Repeat the entries that follow verbatim, without any of their pictures.
** Begin Record set **
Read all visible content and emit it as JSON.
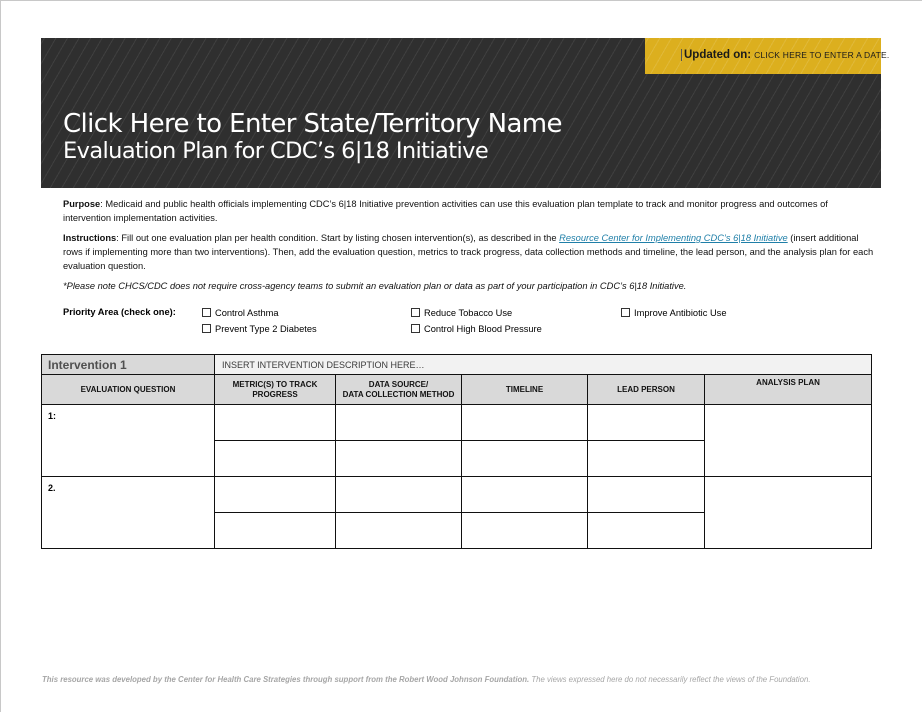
{
  "banner": {
    "updated_label": "Updated on:",
    "updated_value": "CLICK HERE TO ENTER A DATE.",
    "title_line1": "Click Here to Enter State/Territory Name",
    "title_line2": "Evaluation Plan for CDC’s 6|18 Initiative"
  },
  "intro": {
    "purpose_label": "Purpose",
    "purpose_text": ": Medicaid and public health officials implementing CDC’s 6|18 Initiative prevention activities can use this evaluation plan template to track and monitor progress and outcomes of intervention implementation activities.",
    "instructions_label": "Instructions",
    "instructions_text_before": ": Fill out one evaluation plan per health condition. Start by listing chosen intervention(s), as described in the ",
    "instructions_link": "Resource Center for Implementing CDC’s 6|18 Initiative",
    "instructions_text_after": " (insert additional rows if implementing more than two interventions). Then, add the evaluation question, metrics to track progress, data collection methods and timeline, the lead person, and the analysis plan for each evaluation question.",
    "note": "*Please note CHCS/CDC does not require cross-agency teams to submit an evaluation plan or data as part of your participation in CDC’s 6|18 Initiative."
  },
  "priority": {
    "label": "Priority Area (check one):",
    "options": [
      {
        "label": "Control Asthma",
        "checked": false
      },
      {
        "label": "Prevent Type 2  Diabetes",
        "checked": false
      },
      {
        "label": "Reduce Tobacco Use",
        "checked": false
      },
      {
        "label": "Control High Blood Pressure",
        "checked": false
      },
      {
        "label": "Improve Antibiotic Use",
        "checked": false
      }
    ]
  },
  "table": {
    "intervention_label": "Intervention 1",
    "intervention_placeholder": "INSERT INTERVENTION DESCRIPTION HERE…",
    "headers": {
      "question": "EVALUATION QUESTION",
      "metrics_1": "METRIC(S) TO TRACK",
      "metrics_2": "PROGRESS",
      "source_1": "DATA SOURCE/",
      "source_2": "DATA COLLECTION METHOD",
      "timeline": "TIMELINE",
      "lead": "LEAD PERSON",
      "analysis": "ANALYSIS PLAN"
    },
    "questions": [
      {
        "number": "1:"
      },
      {
        "number": "2."
      }
    ]
  },
  "footer": {
    "bold_text": "This resource was developed by the Center for Health Care Strategies through support from the Robert Wood Johnson Foundation.",
    "text": " The views expressed here do not necessarily reflect the views of the Foundation."
  }
}
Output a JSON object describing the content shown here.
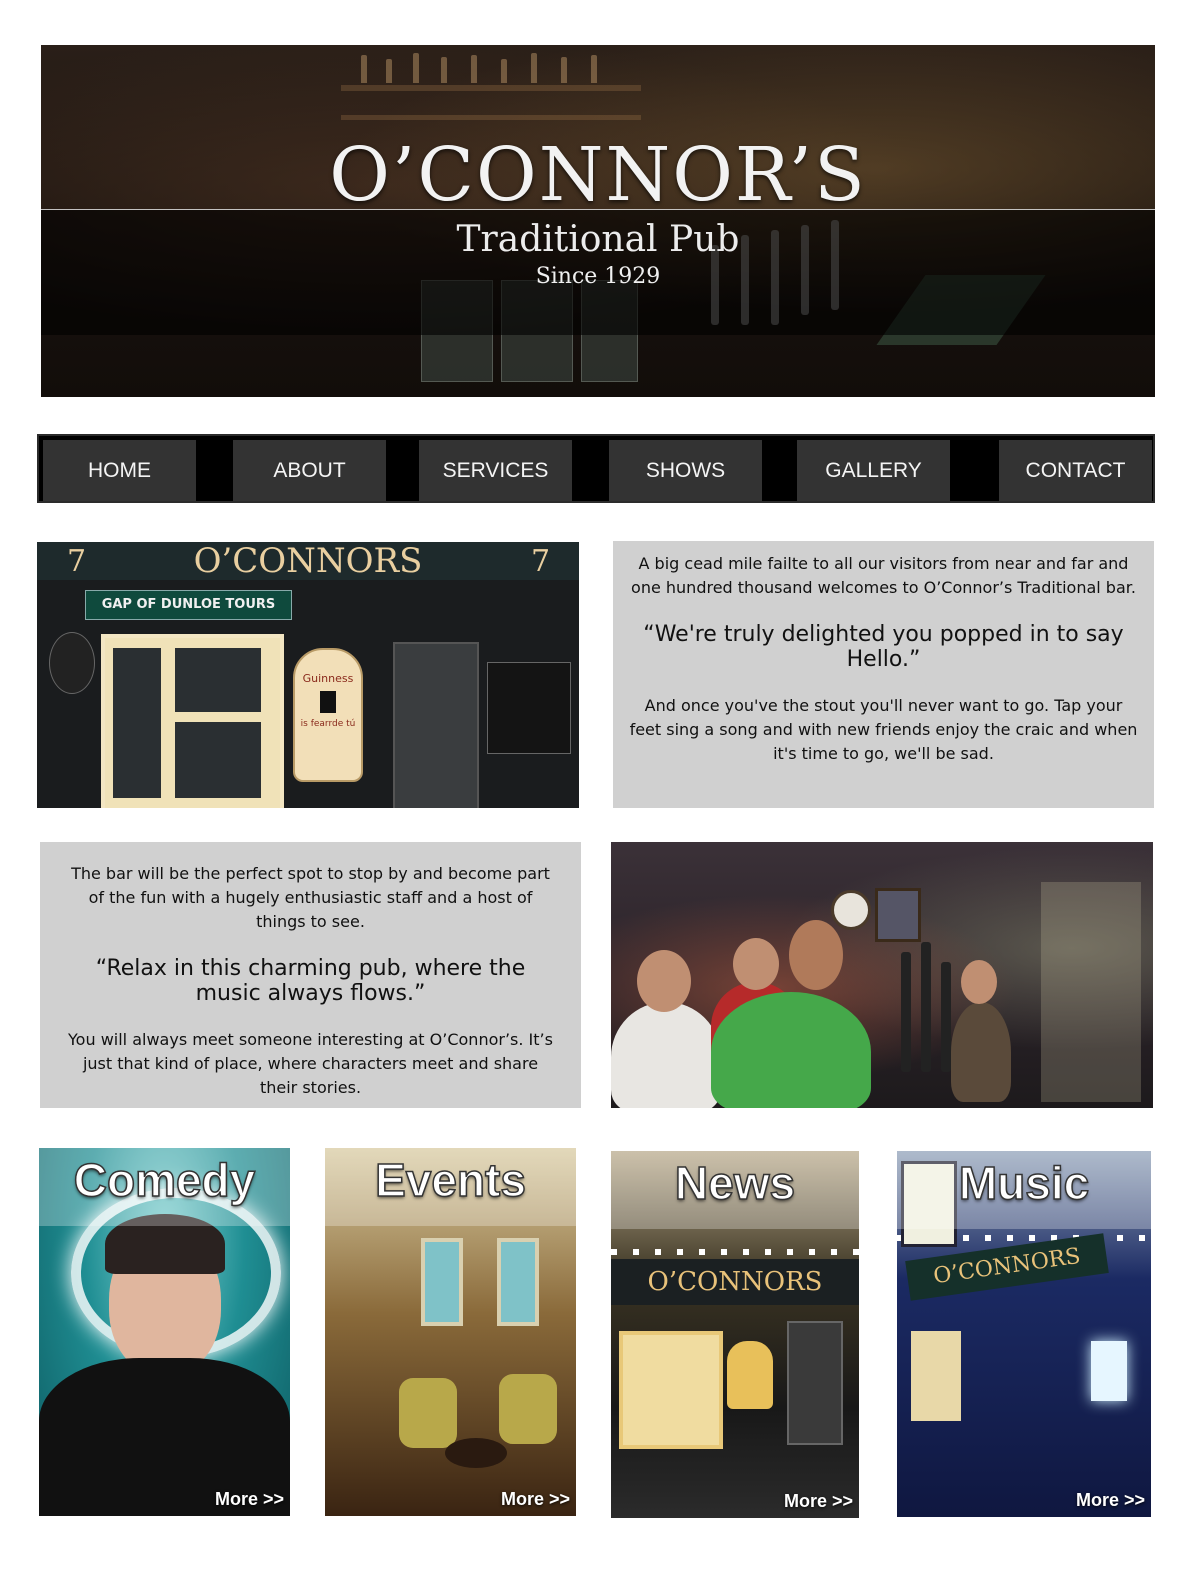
{
  "hero": {
    "title": "O’CONNOR’S",
    "subtitle": "Traditional Pub",
    "since": "Since 1929"
  },
  "nav": {
    "items": [
      {
        "label": "HOME"
      },
      {
        "label": "ABOUT"
      },
      {
        "label": "SERVICES"
      },
      {
        "label": "SHOWS"
      },
      {
        "label": "GALLERY"
      },
      {
        "label": "CONTACT"
      }
    ]
  },
  "shopfront": {
    "sign": "O’CONNORS",
    "number": "7",
    "tours_sign": "GAP OF DUNLOE TOURS",
    "guinness": "Guinness",
    "guinness_sub": "is fearrde tú"
  },
  "welcome": {
    "intro": "A big cead mile failte to all our visitors from near and far and one hundred thousand welcomes to O’Connor’s Traditional bar.",
    "quote": "“We're truly delighted you popped in to say Hello.”",
    "outro": "And once you've the stout you'll never want to go. Tap your feet sing a song and with new friends enjoy the craic and when it's time to go, we'll be sad."
  },
  "about": {
    "intro": "The bar will be the perfect spot to stop by and become part of the fun with a hugely enthusiastic staff and a host of things to see.",
    "quote": "“Relax in this charming pub, where the music always flows.”",
    "outro": "You will always meet someone interesting at O’Connor’s. It’s just that kind of place, where characters meet and share their stories."
  },
  "tiles": [
    {
      "title": "Comedy",
      "more": "More >>"
    },
    {
      "title": "Events",
      "more": "More >>"
    },
    {
      "title": "News",
      "more": "More >>"
    },
    {
      "title": "Music",
      "more": "More >>"
    }
  ],
  "colors": {
    "nav_bg": "#000000",
    "nav_item": "#333333",
    "panel": "#d0d0d0"
  }
}
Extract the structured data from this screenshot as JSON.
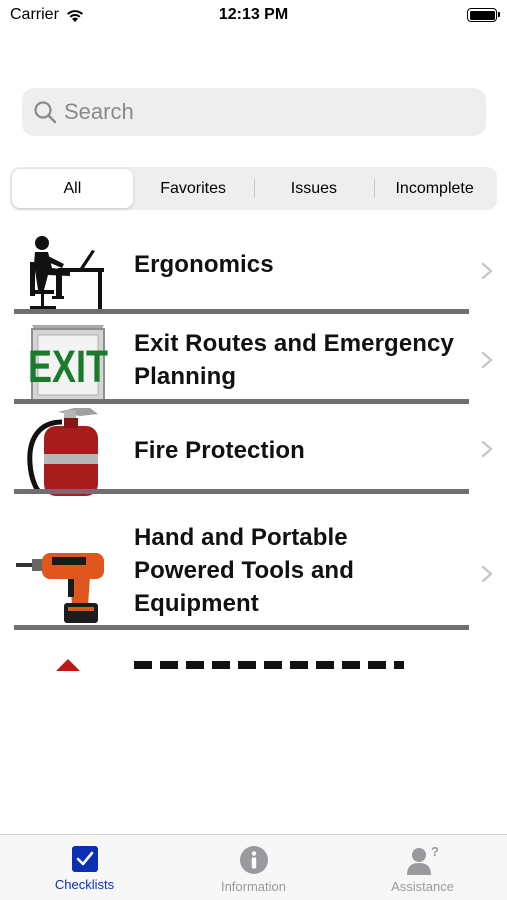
{
  "status_bar": {
    "carrier": "Carrier",
    "time": "12:13 PM"
  },
  "search": {
    "placeholder": "Search"
  },
  "segments": [
    {
      "label": "All",
      "selected": true
    },
    {
      "label": "Favorites",
      "selected": false
    },
    {
      "label": "Issues",
      "selected": false
    },
    {
      "label": "Incomplete",
      "selected": false
    }
  ],
  "list_items": [
    {
      "title": "Ergonomics",
      "icon": "ergonomics-icon"
    },
    {
      "title": "Exit Routes and Emergency Planning",
      "icon": "exit-sign-icon"
    },
    {
      "title": "Fire Protection",
      "icon": "fire-extinguisher-icon"
    },
    {
      "title": "Hand and Portable Powered Tools and Equipment",
      "icon": "power-drill-icon"
    }
  ],
  "tab_bar": [
    {
      "label": "Checklists",
      "icon": "checkbox-icon",
      "active": true
    },
    {
      "label": "Information",
      "icon": "info-icon",
      "active": false
    },
    {
      "label": "Assistance",
      "icon": "person-question-icon",
      "active": false
    }
  ],
  "colors": {
    "accent": "#0a2fb3",
    "separator": "#6f6f6f",
    "chevron": "#c4c4c7"
  }
}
** End Record set **
> **Task output**
Read all visible content and emit it as JSON.
{
  "banner": {
    "updated_label": "Updated on:",
    "updated_value": "CLICK HERE TO ENTER A DATE.",
    "title_line1": "Click Here to Enter State/Territory Name",
    "title_line2": "Evaluation Plan for CDC’s 6|18 Initiative"
  },
  "intro": {
    "purpose_label": "Purpose",
    "purpose_text": ": Medicaid and public health officials implementing CDC’s 6|18 Initiative prevention activities can use this evaluation plan template to track and monitor progress and outcomes of intervention implementation activities.",
    "instructions_label": "Instructions",
    "instructions_text_before": ": Fill out one evaluation plan per health condition. Start by listing chosen intervention(s), as described in the ",
    "instructions_link": "Resource Center for Implementing CDC’s 6|18 Initiative",
    "instructions_text_after": " (insert additional rows if implementing more than two interventions). Then, add the evaluation question, metrics to track progress, data collection methods and timeline, the lead person, and the analysis plan for each evaluation question.",
    "note": "*Please note CHCS/CDC does not require cross-agency teams to submit an evaluation plan or data as part of your participation in CDC’s 6|18 Initiative."
  },
  "priority": {
    "label": "Priority Area (check one):",
    "options": [
      {
        "label": "Control Asthma",
        "checked": false
      },
      {
        "label": "Prevent Type 2  Diabetes",
        "checked": false
      },
      {
        "label": "Reduce Tobacco Use",
        "checked": false
      },
      {
        "label": "Control High Blood Pressure",
        "checked": false
      },
      {
        "label": "Improve Antibiotic Use",
        "checked": false
      }
    ]
  },
  "table": {
    "intervention_label": "Intervention 1",
    "intervention_placeholder": "INSERT INTERVENTION DESCRIPTION HERE…",
    "headers": {
      "question": "EVALUATION QUESTION",
      "metrics_1": "METRIC(S) TO TRACK",
      "metrics_2": "PROGRESS",
      "source_1": "DATA SOURCE/",
      "source_2": "DATA COLLECTION METHOD",
      "timeline": "TIMELINE",
      "lead": "LEAD PERSON",
      "analysis": "ANALYSIS PLAN"
    },
    "questions": [
      {
        "number": "1:"
      },
      {
        "number": "2."
      }
    ]
  },
  "footer": {
    "bold_text": "This resource was developed by the Center for Health Care Strategies through support from the Robert Wood Johnson Foundation.",
    "text": " The views expressed here do not necessarily reflect the views of the Foundation."
  }
}
Output a JSON object describing the content shown here.
{
  "hero": {
    "title": "O’CONNOR’S",
    "subtitle": "Traditional Pub",
    "since": "Since 1929"
  },
  "nav": {
    "items": [
      {
        "label": "HOME"
      },
      {
        "label": "ABOUT"
      },
      {
        "label": "SERVICES"
      },
      {
        "label": "SHOWS"
      },
      {
        "label": "GALLERY"
      },
      {
        "label": "CONTACT"
      }
    ]
  },
  "shopfront": {
    "sign": "O’CONNORS",
    "number": "7",
    "tours_sign": "GAP OF DUNLOE TOURS",
    "guinness": "Guinness",
    "guinness_sub": "is fearrde tú"
  },
  "welcome": {
    "intro": "A big cead mile failte to all our visitors from near and far and one hundred thousand welcomes to O’Connor’s Traditional bar.",
    "quote": "“We're truly delighted you popped in to say Hello.”",
    "outro": "And once you've the stout you'll never want to go. Tap your feet sing a song and with new friends enjoy the craic and when it's time to go, we'll be sad."
  },
  "about": {
    "intro": "The bar will be the perfect spot to stop by and become part of the fun with a hugely enthusiastic staff and a host of things to see.",
    "quote": "“Relax in this charming pub, where the music always flows.”",
    "outro": "You will always meet someone interesting at O’Connor’s. It’s just that kind of place, where characters meet and share their stories."
  },
  "tiles": [
    {
      "title": "Comedy",
      "more": "More >>"
    },
    {
      "title": "Events",
      "more": "More >>"
    },
    {
      "title": "News",
      "more": "More >>"
    },
    {
      "title": "Music",
      "more": "More >>"
    }
  ],
  "colors": {
    "nav_bg": "#000000",
    "nav_item": "#333333",
    "panel": "#d0d0d0"
  }
}
Extract the structured data from this screenshot as JSON.
{
  "status_bar": {
    "carrier": "Carrier",
    "time": "12:13 PM"
  },
  "search": {
    "placeholder": "Search"
  },
  "segments": [
    {
      "label": "All",
      "selected": true
    },
    {
      "label": "Favorites",
      "selected": false
    },
    {
      "label": "Issues",
      "selected": false
    },
    {
      "label": "Incomplete",
      "selected": false
    }
  ],
  "list_items": [
    {
      "title": "Ergonomics",
      "icon": "ergonomics-icon"
    },
    {
      "title": "Exit Routes and Emergency Planning",
      "icon": "exit-sign-icon"
    },
    {
      "title": "Fire Protection",
      "icon": "fire-extinguisher-icon"
    },
    {
      "title": "Hand and Portable Powered Tools and Equipment",
      "icon": "power-drill-icon"
    }
  ],
  "tab_bar": [
    {
      "label": "Checklists",
      "icon": "checkbox-icon",
      "active": true
    },
    {
      "label": "Information",
      "icon": "info-icon",
      "active": false
    },
    {
      "label": "Assistance",
      "icon": "person-question-icon",
      "active": false
    }
  ],
  "colors": {
    "accent": "#0a2fb3",
    "separator": "#6f6f6f",
    "chevron": "#c4c4c7"
  }
}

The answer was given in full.